--- Start ---

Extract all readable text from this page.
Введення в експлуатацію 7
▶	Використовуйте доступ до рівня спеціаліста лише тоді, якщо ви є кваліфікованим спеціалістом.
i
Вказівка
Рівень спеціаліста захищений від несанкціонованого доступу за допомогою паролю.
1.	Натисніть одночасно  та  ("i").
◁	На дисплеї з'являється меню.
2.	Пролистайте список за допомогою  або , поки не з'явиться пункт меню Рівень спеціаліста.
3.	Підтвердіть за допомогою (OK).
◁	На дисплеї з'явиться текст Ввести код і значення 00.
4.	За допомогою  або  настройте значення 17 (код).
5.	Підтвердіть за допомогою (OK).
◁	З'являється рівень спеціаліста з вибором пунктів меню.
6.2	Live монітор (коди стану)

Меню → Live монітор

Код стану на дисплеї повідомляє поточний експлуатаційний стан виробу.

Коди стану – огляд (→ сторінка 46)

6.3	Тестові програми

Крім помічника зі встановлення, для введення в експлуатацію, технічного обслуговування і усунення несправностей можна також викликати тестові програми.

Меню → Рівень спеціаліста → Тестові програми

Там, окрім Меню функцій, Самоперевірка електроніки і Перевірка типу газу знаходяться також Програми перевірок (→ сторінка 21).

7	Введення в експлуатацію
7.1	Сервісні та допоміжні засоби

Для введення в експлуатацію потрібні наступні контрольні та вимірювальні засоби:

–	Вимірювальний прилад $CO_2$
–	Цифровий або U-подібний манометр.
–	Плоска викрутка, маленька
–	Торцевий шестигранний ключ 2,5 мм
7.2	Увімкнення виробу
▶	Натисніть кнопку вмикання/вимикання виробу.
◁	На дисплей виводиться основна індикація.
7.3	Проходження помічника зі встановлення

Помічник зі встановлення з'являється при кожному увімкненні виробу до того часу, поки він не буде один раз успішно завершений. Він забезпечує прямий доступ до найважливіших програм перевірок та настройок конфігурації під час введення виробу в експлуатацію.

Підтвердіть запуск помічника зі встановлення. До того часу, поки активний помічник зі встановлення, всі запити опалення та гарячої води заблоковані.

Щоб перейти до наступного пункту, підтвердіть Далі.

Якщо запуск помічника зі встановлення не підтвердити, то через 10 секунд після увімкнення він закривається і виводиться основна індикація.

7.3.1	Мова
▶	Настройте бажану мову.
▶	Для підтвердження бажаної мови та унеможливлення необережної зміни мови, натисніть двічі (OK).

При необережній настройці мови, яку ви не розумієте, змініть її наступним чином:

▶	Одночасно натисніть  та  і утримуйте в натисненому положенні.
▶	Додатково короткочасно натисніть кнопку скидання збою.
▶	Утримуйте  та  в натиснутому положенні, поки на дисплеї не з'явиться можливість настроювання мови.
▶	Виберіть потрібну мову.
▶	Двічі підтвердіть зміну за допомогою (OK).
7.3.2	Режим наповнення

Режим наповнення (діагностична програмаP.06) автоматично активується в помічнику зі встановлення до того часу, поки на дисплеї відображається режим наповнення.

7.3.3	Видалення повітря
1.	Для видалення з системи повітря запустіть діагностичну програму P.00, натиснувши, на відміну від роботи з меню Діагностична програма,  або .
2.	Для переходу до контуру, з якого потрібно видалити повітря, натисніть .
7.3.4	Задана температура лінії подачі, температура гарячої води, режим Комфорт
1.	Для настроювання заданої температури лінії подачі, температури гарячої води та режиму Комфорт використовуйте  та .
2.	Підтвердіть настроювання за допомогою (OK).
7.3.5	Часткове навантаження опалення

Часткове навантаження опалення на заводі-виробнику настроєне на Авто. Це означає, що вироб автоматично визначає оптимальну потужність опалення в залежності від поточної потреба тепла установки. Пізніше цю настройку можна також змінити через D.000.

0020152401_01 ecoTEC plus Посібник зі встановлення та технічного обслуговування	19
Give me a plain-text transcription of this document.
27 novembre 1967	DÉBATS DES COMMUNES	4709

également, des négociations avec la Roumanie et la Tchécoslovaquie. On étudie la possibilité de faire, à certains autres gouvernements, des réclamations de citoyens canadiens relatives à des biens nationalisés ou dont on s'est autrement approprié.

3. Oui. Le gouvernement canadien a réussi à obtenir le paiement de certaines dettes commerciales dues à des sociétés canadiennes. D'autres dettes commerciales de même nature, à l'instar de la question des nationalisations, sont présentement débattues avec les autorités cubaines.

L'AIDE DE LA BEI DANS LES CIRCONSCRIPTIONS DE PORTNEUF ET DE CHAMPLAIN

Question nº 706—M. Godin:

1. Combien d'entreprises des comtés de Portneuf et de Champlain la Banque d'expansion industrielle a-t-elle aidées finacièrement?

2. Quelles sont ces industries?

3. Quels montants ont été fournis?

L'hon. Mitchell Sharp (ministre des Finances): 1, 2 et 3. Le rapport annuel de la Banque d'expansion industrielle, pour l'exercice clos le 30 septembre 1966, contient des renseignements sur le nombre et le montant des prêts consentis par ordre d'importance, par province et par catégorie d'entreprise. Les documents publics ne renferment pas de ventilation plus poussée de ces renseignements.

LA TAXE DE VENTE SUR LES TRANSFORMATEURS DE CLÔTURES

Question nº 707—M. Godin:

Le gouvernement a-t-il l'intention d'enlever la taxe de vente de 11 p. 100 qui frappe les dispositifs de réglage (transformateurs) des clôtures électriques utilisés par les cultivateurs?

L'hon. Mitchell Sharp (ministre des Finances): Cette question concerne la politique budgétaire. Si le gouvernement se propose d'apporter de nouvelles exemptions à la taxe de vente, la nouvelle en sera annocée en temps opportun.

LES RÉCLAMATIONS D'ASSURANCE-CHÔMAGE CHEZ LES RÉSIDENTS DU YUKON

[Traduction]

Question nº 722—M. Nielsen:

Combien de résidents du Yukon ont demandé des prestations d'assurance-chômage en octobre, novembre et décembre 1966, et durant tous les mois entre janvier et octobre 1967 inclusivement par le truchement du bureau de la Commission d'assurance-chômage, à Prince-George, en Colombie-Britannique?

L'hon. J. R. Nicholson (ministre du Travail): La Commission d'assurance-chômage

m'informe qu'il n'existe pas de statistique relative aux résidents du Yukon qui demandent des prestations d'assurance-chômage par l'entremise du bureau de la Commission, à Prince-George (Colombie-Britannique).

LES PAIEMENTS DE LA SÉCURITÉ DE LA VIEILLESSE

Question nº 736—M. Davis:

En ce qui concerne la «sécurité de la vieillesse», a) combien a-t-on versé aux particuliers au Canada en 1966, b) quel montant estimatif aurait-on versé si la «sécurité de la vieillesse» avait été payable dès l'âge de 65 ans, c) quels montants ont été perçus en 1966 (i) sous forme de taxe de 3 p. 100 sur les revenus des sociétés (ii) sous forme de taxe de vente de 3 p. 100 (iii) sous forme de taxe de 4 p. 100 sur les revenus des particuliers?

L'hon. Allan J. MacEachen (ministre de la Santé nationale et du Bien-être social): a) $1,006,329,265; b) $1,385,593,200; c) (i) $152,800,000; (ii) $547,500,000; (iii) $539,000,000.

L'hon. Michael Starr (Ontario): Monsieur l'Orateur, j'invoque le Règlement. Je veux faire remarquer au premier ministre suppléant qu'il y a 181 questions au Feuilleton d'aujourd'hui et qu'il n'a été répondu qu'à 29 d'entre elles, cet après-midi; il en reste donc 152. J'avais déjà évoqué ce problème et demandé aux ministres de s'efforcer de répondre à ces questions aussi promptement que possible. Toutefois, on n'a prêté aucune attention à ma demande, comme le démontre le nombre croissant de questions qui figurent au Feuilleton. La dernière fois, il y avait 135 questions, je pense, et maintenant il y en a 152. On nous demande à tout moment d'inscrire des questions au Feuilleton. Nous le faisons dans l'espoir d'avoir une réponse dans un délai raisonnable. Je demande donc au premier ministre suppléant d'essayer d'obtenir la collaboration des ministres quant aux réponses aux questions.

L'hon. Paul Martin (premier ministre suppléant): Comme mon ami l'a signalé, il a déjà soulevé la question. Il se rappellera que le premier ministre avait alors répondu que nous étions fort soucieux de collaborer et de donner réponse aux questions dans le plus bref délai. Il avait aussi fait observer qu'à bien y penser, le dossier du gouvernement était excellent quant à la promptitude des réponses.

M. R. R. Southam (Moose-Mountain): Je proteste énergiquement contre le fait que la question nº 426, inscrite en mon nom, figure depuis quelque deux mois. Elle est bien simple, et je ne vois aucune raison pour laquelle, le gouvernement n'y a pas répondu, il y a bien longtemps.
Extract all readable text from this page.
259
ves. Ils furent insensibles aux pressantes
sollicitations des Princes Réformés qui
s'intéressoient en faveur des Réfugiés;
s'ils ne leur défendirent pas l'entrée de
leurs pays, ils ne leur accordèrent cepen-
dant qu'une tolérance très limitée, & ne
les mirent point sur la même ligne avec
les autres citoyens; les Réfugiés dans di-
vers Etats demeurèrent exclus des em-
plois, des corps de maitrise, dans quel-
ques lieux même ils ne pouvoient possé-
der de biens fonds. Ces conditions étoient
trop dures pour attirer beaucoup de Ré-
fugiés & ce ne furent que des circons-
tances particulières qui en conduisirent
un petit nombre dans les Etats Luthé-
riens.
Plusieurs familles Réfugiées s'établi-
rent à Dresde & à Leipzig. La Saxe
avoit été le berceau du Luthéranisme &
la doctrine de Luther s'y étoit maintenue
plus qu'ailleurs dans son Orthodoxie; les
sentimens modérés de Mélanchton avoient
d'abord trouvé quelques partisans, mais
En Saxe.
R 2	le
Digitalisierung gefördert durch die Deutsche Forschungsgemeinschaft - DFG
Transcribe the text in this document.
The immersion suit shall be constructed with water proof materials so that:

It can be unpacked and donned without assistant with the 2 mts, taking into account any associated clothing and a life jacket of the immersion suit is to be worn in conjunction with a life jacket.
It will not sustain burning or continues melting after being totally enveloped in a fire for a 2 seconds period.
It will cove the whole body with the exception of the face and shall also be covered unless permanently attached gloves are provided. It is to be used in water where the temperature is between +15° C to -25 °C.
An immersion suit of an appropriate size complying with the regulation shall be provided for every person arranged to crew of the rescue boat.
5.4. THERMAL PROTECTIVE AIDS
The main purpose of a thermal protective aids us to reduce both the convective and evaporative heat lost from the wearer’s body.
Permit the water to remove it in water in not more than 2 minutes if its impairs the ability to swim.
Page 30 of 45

--- End ---

_What you need to do_
Where does the word "Commission" appear? Return each line that holds it.

_Complete answer_
Combien de résidents du Yukon ont demandé des prestations d'assurance-chômage en octobre, novembre et décembre 1966, et durant tous les mois entre janvier et octobre 1967 inclusivement par le truchement du bureau de la Commission d'assurance-chômage, à Prince-George, en Colombie-Britannique?
L'hon. J. R. Nicholson (ministre du Travail): La Commission d'assurance-chômage
m'informe qu'il n'existe pas de statistique relative aux résidents du Yukon qui demandent des prestations d'assurance-chômage par l'entremise du bureau de la Commission, à Prince-George (Colombie-Britannique).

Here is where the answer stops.